-- Requirements --
Emit the entire listing verbatim.

-- Supplied data --
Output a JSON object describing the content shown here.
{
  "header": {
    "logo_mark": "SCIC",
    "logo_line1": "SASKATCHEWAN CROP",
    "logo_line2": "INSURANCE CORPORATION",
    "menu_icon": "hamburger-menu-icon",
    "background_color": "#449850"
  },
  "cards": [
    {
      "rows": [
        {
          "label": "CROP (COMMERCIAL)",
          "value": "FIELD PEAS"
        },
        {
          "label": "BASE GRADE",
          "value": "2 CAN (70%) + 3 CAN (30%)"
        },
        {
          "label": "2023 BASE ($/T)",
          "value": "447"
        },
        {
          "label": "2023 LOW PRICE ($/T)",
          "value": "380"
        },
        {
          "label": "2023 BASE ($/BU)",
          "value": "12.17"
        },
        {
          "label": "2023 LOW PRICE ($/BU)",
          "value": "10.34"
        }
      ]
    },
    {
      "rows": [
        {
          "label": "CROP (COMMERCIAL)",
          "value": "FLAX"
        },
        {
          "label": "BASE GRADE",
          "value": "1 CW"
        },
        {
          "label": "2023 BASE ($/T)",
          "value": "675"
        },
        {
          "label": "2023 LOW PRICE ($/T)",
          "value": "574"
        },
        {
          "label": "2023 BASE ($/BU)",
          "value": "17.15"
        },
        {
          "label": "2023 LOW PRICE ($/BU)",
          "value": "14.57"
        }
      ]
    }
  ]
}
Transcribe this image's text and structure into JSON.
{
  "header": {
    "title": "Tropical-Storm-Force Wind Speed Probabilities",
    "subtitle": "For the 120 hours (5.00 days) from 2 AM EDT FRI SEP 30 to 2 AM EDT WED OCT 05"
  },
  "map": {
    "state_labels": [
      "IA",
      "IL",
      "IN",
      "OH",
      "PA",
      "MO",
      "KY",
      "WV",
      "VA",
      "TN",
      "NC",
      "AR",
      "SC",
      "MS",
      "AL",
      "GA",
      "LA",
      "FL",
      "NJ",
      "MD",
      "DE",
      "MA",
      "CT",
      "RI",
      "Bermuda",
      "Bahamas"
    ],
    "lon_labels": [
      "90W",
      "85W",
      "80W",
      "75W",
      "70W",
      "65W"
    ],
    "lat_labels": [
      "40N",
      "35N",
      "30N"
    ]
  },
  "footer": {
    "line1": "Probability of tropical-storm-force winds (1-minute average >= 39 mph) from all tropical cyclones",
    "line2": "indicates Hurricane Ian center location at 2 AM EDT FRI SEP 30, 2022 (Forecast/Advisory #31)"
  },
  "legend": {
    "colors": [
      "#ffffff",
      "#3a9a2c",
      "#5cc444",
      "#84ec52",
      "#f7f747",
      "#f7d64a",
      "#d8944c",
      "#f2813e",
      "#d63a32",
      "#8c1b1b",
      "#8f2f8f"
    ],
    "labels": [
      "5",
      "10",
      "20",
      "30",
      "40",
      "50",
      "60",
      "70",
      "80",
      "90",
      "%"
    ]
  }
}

-- Result of the task --
Output a JSON object describing the content shown here.
{
  "header": {
    "logo_mark": "SCIC",
    "logo_line1": "SASKATCHEWAN CROP",
    "logo_line2": "INSURANCE CORPORATION",
    "menu_icon": "hamburger-menu-icon",
    "background_color": "#449850"
  },
  "cards": [
    {
      "rows": [
        {
          "label": "CROP (COMMERCIAL)",
          "value": "FIELD PEAS"
        },
        {
          "label": "BASE GRADE",
          "value": "2 CAN (70%) + 3 CAN (30%)"
        },
        {
          "label": "2023 BASE ($/T)",
          "value": "447"
        },
        {
          "label": "2023 LOW PRICE ($/T)",
          "value": "380"
        },
        {
          "label": "2023 BASE ($/BU)",
          "value": "12.17"
        },
        {
          "label": "2023 LOW PRICE ($/BU)",
          "value": "10.34"
        }
      ]
    },
    {
      "rows": [
        {
          "label": "CROP (COMMERCIAL)",
          "value": "FLAX"
        },
        {
          "label": "BASE GRADE",
          "value": "1 CW"
        },
        {
          "label": "2023 BASE ($/T)",
          "value": "675"
        },
        {
          "label": "2023 LOW PRICE ($/T)",
          "value": "574"
        },
        {
          "label": "2023 BASE ($/BU)",
          "value": "17.15"
        },
        {
          "label": "2023 LOW PRICE ($/BU)",
          "value": "14.57"
        }
      ]
    }
  ]
}
Transcribe this image's text and structure into JSON.
{
  "header": {
    "title": "Tropical-Storm-Force Wind Speed Probabilities",
    "subtitle": "For the 120 hours (5.00 days) from 2 AM EDT FRI SEP 30 to 2 AM EDT WED OCT 05"
  },
  "map": {
    "state_labels": [
      "IA",
      "IL",
      "IN",
      "OH",
      "PA",
      "MO",
      "KY",
      "WV",
      "VA",
      "TN",
      "NC",
      "AR",
      "SC",
      "MS",
      "AL",
      "GA",
      "LA",
      "FL",
      "NJ",
      "MD",
      "DE",
      "MA",
      "CT",
      "RI",
      "Bermuda",
      "Bahamas"
    ],
    "lon_labels": [
      "90W",
      "85W",
      "80W",
      "75W",
      "70W",
      "65W"
    ],
    "lat_labels": [
      "40N",
      "35N",
      "30N"
    ]
  },
  "footer": {
    "line1": "Probability of tropical-storm-force winds (1-minute average >= 39 mph) from all tropical cyclones",
    "line2": "indicates Hurricane Ian center location at 2 AM EDT FRI SEP 30, 2022 (Forecast/Advisory #31)"
  },
  "legend": {
    "colors": [
      "#ffffff",
      "#3a9a2c",
      "#5cc444",
      "#84ec52",
      "#f7f747",
      "#f7d64a",
      "#d8944c",
      "#f2813e",
      "#d63a32",
      "#8c1b1b",
      "#8f2f8f"
    ],
    "labels": [
      "5",
      "10",
      "20",
      "30",
      "40",
      "50",
      "60",
      "70",
      "80",
      "90",
      "%"
    ]
  }
}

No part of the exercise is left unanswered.